## WHAT TO WORK ON
Every line of the material below should be repeated exactly.

## DATA SHOWN
········
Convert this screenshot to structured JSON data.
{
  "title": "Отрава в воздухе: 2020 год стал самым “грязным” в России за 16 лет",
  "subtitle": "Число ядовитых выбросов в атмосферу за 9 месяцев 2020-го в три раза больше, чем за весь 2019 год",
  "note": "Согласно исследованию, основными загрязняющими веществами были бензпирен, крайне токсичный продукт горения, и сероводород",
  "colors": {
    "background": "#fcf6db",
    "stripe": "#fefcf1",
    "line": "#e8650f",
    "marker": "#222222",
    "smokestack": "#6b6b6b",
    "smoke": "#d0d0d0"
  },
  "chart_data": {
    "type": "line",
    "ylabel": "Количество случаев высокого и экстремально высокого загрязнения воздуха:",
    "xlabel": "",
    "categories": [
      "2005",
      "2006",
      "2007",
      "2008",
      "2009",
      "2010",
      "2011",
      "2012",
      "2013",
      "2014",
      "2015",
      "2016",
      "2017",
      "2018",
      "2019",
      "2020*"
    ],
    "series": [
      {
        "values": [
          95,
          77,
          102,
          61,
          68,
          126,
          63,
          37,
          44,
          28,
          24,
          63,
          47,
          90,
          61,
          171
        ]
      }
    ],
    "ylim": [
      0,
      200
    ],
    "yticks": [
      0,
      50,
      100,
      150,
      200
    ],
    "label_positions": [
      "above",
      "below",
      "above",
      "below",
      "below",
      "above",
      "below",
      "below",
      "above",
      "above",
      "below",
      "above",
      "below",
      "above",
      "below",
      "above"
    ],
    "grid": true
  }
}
········
## FINISHED ANSWER
Convert this screenshot to structured JSON data.
{
  "title": "Отрава в воздухе: 2020 год стал самым “грязным” в России за 16 лет",
  "subtitle": "Число ядовитых выбросов в атмосферу за 9 месяцев 2020-го в три раза больше, чем за весь 2019 год",
  "note": "Согласно исследованию, основными загрязняющими веществами были бензпирен, крайне токсичный продукт горения, и сероводород",
  "colors": {
    "background": "#fcf6db",
    "stripe": "#fefcf1",
    "line": "#e8650f",
    "marker": "#222222",
    "smokestack": "#6b6b6b",
    "smoke": "#d0d0d0"
  },
  "chart_data": {
    "type": "line",
    "ylabel": "Количество случаев высокого и экстремально высокого загрязнения воздуха:",
    "xlabel": "",
    "categories": [
      "2005",
      "2006",
      "2007",
      "2008",
      "2009",
      "2010",
      "2011",
      "2012",
      "2013",
      "2014",
      "2015",
      "2016",
      "2017",
      "2018",
      "2019",
      "2020*"
    ],
    "series": [
      {
        "values": [
          95,
          77,
          102,
          61,
          68,
          126,
          63,
          37,
          44,
          28,
          24,
          63,
          47,
          90,
          61,
          171
        ]
      }
    ],
    "ylim": [
      0,
      200
    ],
    "yticks": [
      0,
      50,
      100,
      150,
      200
    ],
    "label_positions": [
      "above",
      "below",
      "above",
      "below",
      "below",
      "above",
      "below",
      "below",
      "above",
      "above",
      "below",
      "above",
      "below",
      "above",
      "below",
      "above"
    ],
    "grid": true
  }
}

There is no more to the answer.